[BEGIN Entries shown]

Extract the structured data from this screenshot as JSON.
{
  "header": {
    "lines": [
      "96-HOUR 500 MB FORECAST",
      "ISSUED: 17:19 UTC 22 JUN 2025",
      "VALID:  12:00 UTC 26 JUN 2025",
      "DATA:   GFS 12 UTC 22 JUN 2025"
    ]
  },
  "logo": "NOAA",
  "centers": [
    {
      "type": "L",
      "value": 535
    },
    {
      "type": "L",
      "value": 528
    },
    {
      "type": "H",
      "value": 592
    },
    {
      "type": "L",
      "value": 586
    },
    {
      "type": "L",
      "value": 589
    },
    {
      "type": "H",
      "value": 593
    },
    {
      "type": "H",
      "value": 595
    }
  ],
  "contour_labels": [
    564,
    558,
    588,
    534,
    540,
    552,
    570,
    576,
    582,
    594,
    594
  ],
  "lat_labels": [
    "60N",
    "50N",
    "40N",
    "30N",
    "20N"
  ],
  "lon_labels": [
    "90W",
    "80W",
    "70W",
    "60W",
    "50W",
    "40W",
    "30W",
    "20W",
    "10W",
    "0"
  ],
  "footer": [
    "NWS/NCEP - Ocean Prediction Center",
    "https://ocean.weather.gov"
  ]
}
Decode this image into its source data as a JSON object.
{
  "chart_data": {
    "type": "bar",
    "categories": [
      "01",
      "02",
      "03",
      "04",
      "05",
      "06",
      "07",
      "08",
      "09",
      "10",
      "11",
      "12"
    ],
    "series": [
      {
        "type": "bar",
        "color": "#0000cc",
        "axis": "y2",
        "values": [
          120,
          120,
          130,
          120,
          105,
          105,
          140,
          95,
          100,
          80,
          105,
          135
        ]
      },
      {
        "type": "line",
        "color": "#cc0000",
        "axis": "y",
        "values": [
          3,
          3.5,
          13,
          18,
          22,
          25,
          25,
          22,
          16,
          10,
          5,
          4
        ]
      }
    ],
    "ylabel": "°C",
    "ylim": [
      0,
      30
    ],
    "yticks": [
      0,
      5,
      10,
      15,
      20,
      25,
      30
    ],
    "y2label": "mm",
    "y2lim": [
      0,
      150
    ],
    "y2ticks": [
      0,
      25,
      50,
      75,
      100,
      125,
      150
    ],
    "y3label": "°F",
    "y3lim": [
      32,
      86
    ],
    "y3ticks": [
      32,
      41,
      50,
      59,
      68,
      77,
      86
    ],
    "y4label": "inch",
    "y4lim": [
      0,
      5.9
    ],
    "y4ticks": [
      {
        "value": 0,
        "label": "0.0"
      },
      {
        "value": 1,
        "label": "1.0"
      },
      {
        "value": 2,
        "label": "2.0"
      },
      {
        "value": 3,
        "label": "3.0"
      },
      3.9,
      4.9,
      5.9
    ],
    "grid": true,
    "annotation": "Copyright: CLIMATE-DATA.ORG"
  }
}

[END Entries shown]

**Written problem:** Count how many lines hold the string "JSON" and give that number alone.

**Solved exercise:** 2